[STATED TASK]
Count how many lines of the material below contain the word "maksymalne", with case counting, and reply with only that number.

[EXTRACTED DATA]
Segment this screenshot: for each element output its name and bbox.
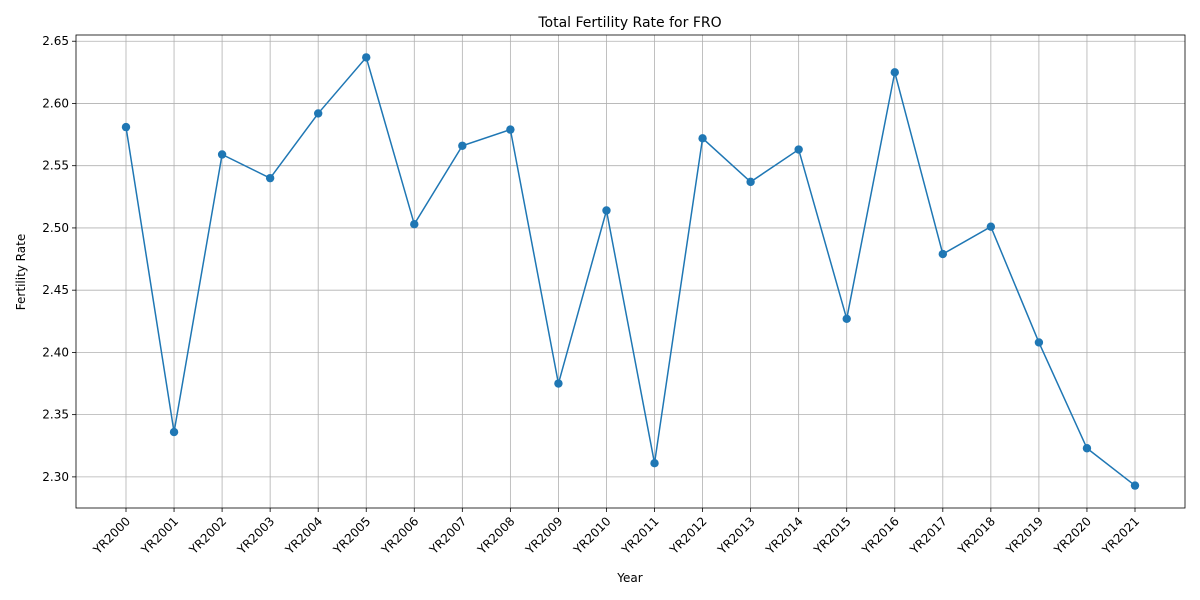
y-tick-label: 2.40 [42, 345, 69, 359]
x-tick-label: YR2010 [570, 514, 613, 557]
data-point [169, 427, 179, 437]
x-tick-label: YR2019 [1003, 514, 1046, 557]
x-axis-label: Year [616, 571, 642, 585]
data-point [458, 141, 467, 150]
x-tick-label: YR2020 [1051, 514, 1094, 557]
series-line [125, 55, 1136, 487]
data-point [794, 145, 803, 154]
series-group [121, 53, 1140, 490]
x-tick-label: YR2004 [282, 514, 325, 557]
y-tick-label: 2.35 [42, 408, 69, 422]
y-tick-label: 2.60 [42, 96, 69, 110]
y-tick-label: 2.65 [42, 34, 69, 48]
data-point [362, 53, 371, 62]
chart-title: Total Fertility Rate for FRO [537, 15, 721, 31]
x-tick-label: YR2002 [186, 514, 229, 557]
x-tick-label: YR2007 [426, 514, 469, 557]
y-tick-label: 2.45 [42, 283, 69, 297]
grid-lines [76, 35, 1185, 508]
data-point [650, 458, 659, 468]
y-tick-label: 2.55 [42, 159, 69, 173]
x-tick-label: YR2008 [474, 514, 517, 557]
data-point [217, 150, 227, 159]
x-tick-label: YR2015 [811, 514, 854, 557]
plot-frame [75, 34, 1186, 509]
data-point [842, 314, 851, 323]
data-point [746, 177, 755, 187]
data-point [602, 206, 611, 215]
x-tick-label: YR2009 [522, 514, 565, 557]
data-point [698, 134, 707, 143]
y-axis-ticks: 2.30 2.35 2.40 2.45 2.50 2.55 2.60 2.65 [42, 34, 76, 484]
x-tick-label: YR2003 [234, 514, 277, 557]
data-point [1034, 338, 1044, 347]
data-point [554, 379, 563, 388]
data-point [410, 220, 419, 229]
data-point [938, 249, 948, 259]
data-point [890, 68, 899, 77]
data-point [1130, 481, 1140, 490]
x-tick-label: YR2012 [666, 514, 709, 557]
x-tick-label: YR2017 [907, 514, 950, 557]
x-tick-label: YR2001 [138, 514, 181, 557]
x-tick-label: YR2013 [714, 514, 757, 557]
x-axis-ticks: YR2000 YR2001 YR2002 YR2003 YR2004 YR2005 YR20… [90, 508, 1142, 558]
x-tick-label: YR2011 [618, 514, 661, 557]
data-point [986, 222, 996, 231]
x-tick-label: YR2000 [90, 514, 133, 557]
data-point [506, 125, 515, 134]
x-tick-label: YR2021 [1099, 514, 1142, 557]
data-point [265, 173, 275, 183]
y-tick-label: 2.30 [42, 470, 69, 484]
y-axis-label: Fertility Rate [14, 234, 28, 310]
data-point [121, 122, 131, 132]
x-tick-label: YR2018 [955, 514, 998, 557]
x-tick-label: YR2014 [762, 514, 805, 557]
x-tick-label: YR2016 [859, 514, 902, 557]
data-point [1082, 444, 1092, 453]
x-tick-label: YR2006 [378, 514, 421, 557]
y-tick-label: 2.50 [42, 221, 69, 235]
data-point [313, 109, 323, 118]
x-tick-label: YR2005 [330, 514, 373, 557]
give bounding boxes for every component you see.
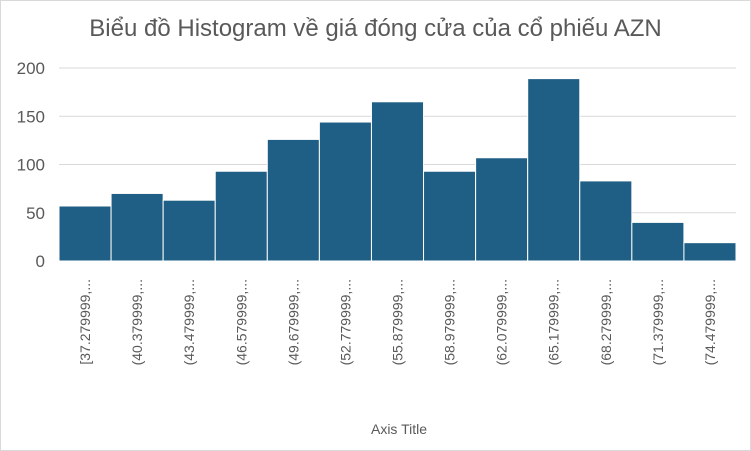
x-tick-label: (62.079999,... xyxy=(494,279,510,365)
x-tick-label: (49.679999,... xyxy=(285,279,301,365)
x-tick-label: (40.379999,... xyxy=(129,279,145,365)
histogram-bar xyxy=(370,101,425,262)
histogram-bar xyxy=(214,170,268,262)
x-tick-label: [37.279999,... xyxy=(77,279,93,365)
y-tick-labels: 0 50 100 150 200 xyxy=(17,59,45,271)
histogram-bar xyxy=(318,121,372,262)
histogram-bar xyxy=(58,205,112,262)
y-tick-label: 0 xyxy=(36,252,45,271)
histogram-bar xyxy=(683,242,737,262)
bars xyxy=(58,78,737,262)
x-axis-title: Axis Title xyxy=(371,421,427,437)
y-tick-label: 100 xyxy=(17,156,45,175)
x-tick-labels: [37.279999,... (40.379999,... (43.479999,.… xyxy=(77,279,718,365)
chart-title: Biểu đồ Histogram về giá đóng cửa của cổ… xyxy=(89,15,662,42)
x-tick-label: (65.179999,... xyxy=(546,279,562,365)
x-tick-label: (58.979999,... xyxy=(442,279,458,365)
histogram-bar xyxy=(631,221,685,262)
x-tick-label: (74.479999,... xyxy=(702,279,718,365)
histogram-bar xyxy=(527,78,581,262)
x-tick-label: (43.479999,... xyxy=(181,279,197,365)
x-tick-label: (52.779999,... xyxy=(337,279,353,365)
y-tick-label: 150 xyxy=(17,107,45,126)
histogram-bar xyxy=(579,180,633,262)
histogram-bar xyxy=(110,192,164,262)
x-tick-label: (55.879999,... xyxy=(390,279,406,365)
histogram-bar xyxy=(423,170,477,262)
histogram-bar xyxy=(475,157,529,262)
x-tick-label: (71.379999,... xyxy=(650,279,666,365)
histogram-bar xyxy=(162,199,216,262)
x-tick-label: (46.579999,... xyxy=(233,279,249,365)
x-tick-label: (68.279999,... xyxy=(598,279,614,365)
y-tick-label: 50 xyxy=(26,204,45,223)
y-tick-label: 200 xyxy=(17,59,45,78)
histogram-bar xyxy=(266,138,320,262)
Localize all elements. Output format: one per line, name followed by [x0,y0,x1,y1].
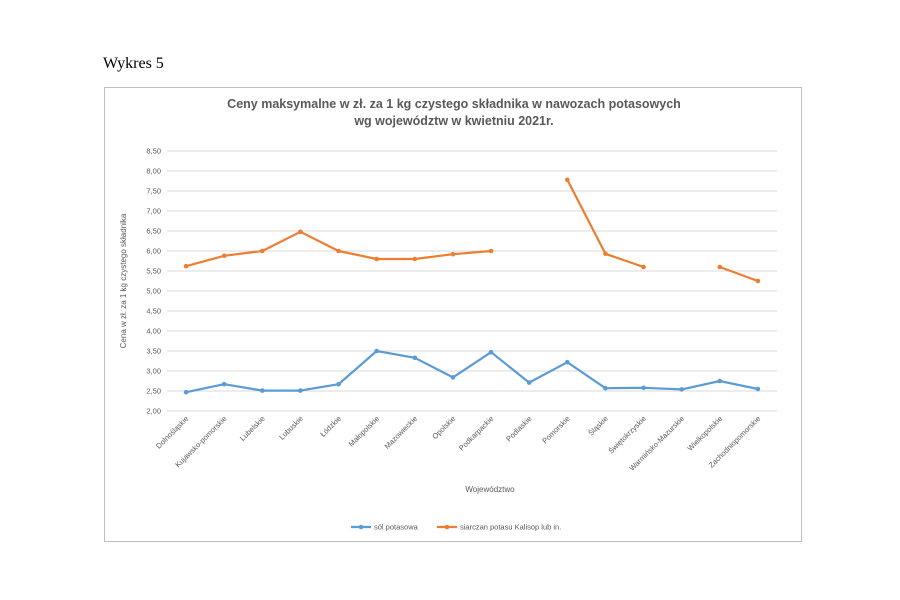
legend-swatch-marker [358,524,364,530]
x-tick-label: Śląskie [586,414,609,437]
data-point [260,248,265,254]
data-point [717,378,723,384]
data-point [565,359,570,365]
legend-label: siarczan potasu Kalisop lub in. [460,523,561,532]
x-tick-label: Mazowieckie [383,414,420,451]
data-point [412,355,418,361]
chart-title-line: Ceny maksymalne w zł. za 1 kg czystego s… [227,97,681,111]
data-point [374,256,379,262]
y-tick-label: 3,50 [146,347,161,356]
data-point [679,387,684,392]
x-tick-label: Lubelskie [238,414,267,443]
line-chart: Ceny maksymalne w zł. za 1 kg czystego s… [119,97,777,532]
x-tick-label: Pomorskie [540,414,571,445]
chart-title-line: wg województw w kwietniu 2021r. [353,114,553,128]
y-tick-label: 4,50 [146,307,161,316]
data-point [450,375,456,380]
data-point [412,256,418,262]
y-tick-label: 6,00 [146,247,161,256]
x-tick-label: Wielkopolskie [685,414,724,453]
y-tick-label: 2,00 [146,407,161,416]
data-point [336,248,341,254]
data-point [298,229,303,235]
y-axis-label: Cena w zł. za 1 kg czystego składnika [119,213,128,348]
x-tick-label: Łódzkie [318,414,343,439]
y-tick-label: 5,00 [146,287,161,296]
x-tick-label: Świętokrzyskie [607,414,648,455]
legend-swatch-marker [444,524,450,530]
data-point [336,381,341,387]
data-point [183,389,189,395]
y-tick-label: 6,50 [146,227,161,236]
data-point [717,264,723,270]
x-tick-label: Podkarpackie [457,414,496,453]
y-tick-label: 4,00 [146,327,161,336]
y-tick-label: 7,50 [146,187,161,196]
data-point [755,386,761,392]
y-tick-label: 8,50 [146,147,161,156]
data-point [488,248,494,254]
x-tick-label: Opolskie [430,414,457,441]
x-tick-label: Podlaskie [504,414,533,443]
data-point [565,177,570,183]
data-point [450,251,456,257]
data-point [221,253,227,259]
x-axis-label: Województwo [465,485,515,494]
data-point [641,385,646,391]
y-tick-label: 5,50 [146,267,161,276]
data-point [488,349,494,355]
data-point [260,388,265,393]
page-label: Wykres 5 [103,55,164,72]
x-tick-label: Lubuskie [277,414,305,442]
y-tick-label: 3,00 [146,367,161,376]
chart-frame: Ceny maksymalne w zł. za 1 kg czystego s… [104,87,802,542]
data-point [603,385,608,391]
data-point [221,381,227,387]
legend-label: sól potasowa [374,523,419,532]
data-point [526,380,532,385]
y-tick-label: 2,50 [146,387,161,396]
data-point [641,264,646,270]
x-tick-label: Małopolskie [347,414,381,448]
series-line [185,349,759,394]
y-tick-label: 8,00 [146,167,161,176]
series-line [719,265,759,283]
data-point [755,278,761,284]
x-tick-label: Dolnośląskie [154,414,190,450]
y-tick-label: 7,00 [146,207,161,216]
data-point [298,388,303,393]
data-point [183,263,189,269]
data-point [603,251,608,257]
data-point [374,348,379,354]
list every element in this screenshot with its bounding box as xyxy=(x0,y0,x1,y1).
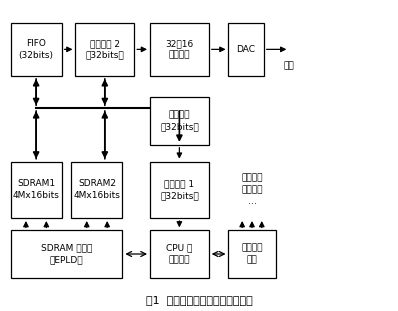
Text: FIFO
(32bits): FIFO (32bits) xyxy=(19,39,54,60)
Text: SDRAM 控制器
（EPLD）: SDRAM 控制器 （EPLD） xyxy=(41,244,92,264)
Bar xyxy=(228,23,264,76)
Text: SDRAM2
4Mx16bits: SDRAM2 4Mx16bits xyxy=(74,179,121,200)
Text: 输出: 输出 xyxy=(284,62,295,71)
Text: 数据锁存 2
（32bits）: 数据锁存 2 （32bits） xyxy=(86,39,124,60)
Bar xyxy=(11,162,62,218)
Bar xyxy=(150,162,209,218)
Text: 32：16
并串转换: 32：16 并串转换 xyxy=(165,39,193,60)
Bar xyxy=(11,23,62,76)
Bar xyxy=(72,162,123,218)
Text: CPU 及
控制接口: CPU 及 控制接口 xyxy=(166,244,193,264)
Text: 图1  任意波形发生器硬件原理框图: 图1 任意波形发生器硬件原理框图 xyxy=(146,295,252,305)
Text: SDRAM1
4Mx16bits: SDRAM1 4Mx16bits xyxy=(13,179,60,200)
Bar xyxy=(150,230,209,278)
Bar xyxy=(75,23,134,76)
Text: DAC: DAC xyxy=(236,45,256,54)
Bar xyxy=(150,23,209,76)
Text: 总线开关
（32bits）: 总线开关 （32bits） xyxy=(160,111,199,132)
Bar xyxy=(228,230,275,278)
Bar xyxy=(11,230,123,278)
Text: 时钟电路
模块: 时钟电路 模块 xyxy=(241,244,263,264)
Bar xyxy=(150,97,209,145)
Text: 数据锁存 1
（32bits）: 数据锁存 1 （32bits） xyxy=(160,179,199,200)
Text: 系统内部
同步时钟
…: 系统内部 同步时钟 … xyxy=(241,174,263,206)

[FULL OUTPUT]
3